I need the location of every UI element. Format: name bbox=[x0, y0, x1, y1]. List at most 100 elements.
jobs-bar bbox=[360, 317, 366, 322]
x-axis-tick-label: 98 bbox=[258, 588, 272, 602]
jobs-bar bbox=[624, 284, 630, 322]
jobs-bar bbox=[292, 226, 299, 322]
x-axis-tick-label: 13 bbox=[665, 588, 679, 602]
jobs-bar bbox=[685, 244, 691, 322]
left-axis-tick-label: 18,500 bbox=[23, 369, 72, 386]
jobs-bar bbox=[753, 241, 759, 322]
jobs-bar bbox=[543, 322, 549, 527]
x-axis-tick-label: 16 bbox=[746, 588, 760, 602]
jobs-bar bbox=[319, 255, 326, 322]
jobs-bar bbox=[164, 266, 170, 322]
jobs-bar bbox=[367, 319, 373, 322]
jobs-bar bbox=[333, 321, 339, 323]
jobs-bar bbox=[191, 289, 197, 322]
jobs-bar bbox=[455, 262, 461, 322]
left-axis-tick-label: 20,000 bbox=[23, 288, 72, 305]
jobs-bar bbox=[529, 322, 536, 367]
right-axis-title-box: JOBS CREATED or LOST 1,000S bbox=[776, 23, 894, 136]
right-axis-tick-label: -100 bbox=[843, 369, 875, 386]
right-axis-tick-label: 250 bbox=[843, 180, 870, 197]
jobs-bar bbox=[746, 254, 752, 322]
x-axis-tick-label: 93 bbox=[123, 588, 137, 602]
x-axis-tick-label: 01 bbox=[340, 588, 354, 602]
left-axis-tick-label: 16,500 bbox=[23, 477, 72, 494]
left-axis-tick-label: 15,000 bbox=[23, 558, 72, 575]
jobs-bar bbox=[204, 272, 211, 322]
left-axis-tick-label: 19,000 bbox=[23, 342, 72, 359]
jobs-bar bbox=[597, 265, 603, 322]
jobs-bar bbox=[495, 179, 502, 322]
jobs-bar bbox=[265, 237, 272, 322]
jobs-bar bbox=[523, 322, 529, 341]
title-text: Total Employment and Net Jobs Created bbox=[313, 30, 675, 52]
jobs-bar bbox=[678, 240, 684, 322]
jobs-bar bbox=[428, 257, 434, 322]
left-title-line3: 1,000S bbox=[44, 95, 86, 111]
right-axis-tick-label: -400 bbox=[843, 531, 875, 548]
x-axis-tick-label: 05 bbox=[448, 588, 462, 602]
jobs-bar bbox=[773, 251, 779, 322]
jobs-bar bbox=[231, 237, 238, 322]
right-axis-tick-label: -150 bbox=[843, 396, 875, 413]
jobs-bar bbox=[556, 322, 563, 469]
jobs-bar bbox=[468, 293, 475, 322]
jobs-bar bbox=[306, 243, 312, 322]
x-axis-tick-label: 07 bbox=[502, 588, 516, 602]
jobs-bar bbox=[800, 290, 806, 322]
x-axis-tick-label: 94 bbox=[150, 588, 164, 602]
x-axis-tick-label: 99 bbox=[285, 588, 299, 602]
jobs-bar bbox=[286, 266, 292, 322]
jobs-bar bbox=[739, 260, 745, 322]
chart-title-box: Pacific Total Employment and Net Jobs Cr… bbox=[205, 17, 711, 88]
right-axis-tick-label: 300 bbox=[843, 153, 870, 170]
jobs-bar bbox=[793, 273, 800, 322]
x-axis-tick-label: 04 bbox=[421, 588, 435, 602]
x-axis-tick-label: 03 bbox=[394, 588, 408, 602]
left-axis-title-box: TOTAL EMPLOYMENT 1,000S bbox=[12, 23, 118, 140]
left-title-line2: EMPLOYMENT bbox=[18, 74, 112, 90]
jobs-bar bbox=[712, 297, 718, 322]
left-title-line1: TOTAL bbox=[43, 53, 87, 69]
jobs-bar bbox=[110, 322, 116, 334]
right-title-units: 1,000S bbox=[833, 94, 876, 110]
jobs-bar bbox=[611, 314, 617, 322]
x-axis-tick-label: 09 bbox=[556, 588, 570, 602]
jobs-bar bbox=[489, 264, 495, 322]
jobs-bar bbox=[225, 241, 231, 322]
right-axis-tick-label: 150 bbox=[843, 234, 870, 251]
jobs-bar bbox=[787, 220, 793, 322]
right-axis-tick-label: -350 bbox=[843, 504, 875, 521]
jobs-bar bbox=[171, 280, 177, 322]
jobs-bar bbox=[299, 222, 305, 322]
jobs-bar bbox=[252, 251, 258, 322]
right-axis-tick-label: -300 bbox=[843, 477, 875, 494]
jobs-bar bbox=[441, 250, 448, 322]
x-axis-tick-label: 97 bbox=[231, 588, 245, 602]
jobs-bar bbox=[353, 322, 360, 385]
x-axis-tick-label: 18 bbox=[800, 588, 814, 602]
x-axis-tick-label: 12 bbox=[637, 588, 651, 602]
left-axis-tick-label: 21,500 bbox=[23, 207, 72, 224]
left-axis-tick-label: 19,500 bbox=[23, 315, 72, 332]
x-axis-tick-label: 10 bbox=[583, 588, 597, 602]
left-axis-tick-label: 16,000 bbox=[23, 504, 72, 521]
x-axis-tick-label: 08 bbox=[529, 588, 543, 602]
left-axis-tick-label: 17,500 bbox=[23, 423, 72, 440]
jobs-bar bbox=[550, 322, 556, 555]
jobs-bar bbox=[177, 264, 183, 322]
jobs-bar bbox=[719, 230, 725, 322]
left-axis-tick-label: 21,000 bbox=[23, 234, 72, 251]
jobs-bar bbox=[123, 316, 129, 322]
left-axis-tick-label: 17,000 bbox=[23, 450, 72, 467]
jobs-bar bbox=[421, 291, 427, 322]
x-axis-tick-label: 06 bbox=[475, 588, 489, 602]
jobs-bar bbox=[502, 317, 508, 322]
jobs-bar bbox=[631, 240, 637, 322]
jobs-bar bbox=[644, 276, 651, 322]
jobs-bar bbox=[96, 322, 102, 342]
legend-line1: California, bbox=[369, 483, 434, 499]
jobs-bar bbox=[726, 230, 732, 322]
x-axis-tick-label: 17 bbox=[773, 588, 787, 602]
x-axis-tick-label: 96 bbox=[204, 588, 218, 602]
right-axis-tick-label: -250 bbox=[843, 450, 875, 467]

§ Work to do
Copy out the data above line for line, with no changes.

§ Exercise result
I need the location of every UI element. Format: name bbox=[x0, y0, x1, y1]. List at most 100 elements.
jobs-bar bbox=[360, 317, 366, 322]
x-axis-tick-label: 98 bbox=[258, 588, 272, 602]
jobs-bar bbox=[624, 284, 630, 322]
jobs-bar bbox=[292, 226, 299, 322]
x-axis-tick-label: 13 bbox=[665, 588, 679, 602]
jobs-bar bbox=[685, 244, 691, 322]
left-axis-tick-label: 18,500 bbox=[23, 369, 72, 386]
jobs-bar bbox=[753, 241, 759, 322]
jobs-bar bbox=[543, 322, 549, 527]
x-axis-tick-label: 16 bbox=[746, 588, 760, 602]
jobs-bar bbox=[319, 255, 326, 322]
jobs-bar bbox=[164, 266, 170, 322]
jobs-bar bbox=[367, 319, 373, 322]
jobs-bar bbox=[333, 321, 339, 323]
jobs-bar bbox=[191, 289, 197, 322]
jobs-bar bbox=[455, 262, 461, 322]
left-axis-tick-label: 20,000 bbox=[23, 288, 72, 305]
jobs-bar bbox=[529, 322, 536, 367]
right-axis-title-box: JOBS CREATED or LOST 1,000S bbox=[776, 23, 894, 136]
right-axis-tick-label: -100 bbox=[843, 369, 875, 386]
right-axis-tick-label: 250 bbox=[843, 180, 870, 197]
jobs-bar bbox=[746, 254, 752, 322]
x-axis-tick-label: 93 bbox=[123, 588, 137, 602]
x-axis-tick-label: 01 bbox=[340, 588, 354, 602]
left-axis-tick-label: 16,500 bbox=[23, 477, 72, 494]
left-axis-tick-label: 15,000 bbox=[23, 558, 72, 575]
jobs-bar bbox=[204, 272, 211, 322]
left-axis-tick-label: 19,000 bbox=[23, 342, 72, 359]
jobs-bar bbox=[597, 265, 603, 322]
jobs-bar bbox=[495, 179, 502, 322]
jobs-bar bbox=[265, 237, 272, 322]
jobs-bar bbox=[523, 322, 529, 341]
title-text: Total Employment and Net Jobs Created bbox=[313, 30, 675, 52]
jobs-bar bbox=[678, 240, 684, 322]
jobs-bar bbox=[428, 257, 434, 322]
left-title-line3: 1,000S bbox=[44, 95, 86, 111]
right-axis-tick-label: -400 bbox=[843, 531, 875, 548]
x-axis-tick-label: 05 bbox=[448, 588, 462, 602]
jobs-bar bbox=[773, 251, 779, 322]
jobs-bar bbox=[231, 237, 238, 322]
right-axis-tick-label: -150 bbox=[843, 396, 875, 413]
jobs-bar bbox=[556, 322, 563, 469]
jobs-bar bbox=[468, 293, 475, 322]
jobs-bar bbox=[306, 243, 312, 322]
x-axis-tick-label: 07 bbox=[502, 588, 516, 602]
jobs-bar bbox=[800, 290, 806, 322]
x-axis-tick-label: 94 bbox=[150, 588, 164, 602]
x-axis-tick-label: 99 bbox=[285, 588, 299, 602]
jobs-bar bbox=[286, 266, 292, 322]
jobs-bar bbox=[739, 260, 745, 322]
chart-title-box: Pacific Total Employment and Net Jobs Cr… bbox=[205, 17, 711, 88]
right-axis-tick-label: 300 bbox=[843, 153, 870, 170]
jobs-bar bbox=[793, 273, 800, 322]
x-axis-tick-label: 04 bbox=[421, 588, 435, 602]
x-axis-tick-label: 03 bbox=[394, 588, 408, 602]
left-axis-title-box: TOTAL EMPLOYMENT 1,000S bbox=[12, 23, 118, 140]
left-title-line2: EMPLOYMENT bbox=[18, 74, 112, 90]
jobs-bar bbox=[712, 297, 718, 322]
left-title-line1: TOTAL bbox=[43, 53, 87, 69]
jobs-bar bbox=[110, 322, 116, 334]
right-title-units: 1,000S bbox=[833, 94, 876, 110]
jobs-bar bbox=[611, 314, 617, 322]
x-axis-tick-label: 09 bbox=[556, 588, 570, 602]
jobs-bar bbox=[489, 264, 495, 322]
jobs-bar bbox=[225, 241, 231, 322]
right-axis-tick-label: 150 bbox=[843, 234, 870, 251]
jobs-bar bbox=[787, 220, 793, 322]
right-axis-tick-label: -350 bbox=[843, 504, 875, 521]
jobs-bar bbox=[171, 280, 177, 322]
jobs-bar bbox=[299, 222, 305, 322]
jobs-bar bbox=[252, 251, 258, 322]
right-axis-tick-label: -300 bbox=[843, 477, 875, 494]
jobs-bar bbox=[441, 250, 448, 322]
x-axis-tick-label: 97 bbox=[231, 588, 245, 602]
jobs-bar bbox=[353, 322, 360, 385]
x-axis-tick-label: 18 bbox=[800, 588, 814, 602]
x-axis-tick-label: 12 bbox=[637, 588, 651, 602]
left-axis-tick-label: 21,500 bbox=[23, 207, 72, 224]
left-axis-tick-label: 19,500 bbox=[23, 315, 72, 332]
x-axis-tick-label: 10 bbox=[583, 588, 597, 602]
left-axis-tick-label: 16,000 bbox=[23, 504, 72, 521]
x-axis-tick-label: 08 bbox=[529, 588, 543, 602]
left-axis-tick-label: 17,500 bbox=[23, 423, 72, 440]
jobs-bar bbox=[550, 322, 556, 555]
jobs-bar bbox=[177, 264, 183, 322]
jobs-bar bbox=[719, 230, 725, 322]
left-axis-tick-label: 21,000 bbox=[23, 234, 72, 251]
jobs-bar bbox=[123, 316, 129, 322]
left-axis-tick-label: 17,000 bbox=[23, 450, 72, 467]
jobs-bar bbox=[421, 291, 427, 322]
x-axis-tick-label: 06 bbox=[475, 588, 489, 602]
jobs-bar bbox=[502, 317, 508, 322]
jobs-bar bbox=[631, 240, 637, 322]
jobs-bar bbox=[644, 276, 651, 322]
jobs-bar bbox=[96, 322, 102, 342]
legend-line1: California, bbox=[369, 483, 434, 499]
jobs-bar bbox=[726, 230, 732, 322]
x-axis-tick-label: 17 bbox=[773, 588, 787, 602]
x-axis-tick-label: 96 bbox=[204, 588, 218, 602]
right-axis-tick-label: -250 bbox=[843, 450, 875, 467]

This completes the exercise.